GIVEN REQUEST: Report how many lines contain "организации". Give the number and nothing else.

MATERIAL PROVIDED:
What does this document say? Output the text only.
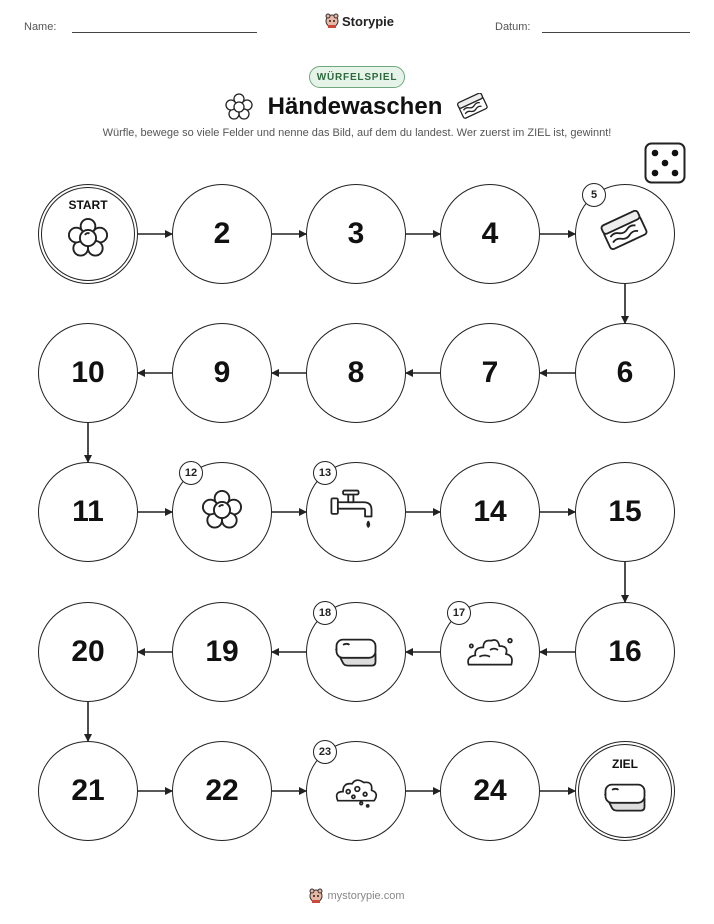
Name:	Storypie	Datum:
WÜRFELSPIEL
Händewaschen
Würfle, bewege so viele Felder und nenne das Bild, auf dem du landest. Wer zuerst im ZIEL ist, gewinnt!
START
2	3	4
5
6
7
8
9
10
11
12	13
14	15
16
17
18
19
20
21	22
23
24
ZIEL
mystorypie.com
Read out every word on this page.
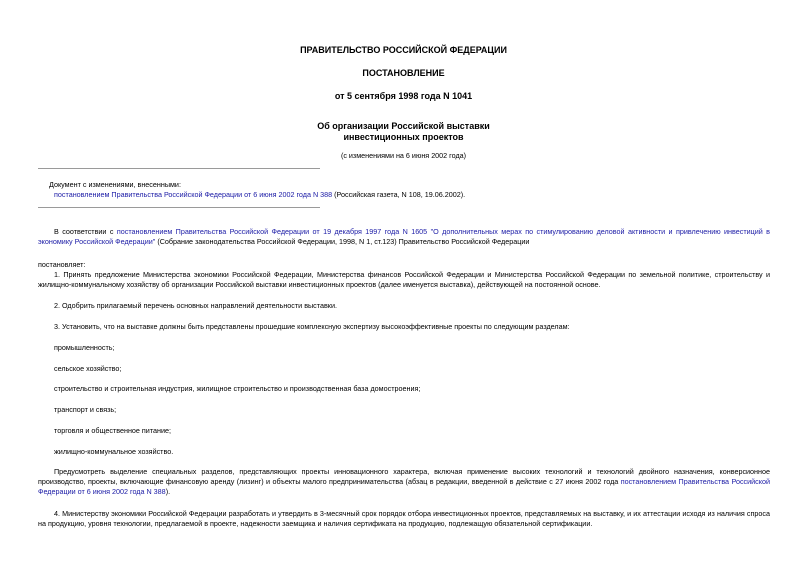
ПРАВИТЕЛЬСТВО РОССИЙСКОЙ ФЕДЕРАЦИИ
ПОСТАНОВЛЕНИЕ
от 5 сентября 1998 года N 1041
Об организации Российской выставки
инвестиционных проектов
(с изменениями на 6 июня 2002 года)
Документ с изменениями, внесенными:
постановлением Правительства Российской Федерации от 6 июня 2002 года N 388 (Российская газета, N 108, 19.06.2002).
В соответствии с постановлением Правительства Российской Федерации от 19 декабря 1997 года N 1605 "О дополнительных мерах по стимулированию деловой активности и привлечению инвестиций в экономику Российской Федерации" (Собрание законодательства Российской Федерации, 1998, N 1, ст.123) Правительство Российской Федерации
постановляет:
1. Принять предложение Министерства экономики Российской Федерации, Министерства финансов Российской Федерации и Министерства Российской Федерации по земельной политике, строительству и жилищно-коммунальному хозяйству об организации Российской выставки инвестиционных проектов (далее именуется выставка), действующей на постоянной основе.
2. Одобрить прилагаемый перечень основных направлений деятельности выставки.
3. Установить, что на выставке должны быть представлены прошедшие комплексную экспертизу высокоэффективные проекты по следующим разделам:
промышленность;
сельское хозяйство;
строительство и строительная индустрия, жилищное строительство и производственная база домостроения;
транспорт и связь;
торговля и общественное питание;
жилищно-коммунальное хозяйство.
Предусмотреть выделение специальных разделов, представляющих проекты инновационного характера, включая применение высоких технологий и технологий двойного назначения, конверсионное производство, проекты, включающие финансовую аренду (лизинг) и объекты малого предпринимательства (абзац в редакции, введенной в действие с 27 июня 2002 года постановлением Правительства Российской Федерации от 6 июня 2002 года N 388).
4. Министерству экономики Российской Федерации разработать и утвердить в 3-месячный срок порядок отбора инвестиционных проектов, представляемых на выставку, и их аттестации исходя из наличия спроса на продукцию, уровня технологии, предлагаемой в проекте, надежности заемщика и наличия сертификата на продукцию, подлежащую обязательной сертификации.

WRITTEN SOLUTION: 2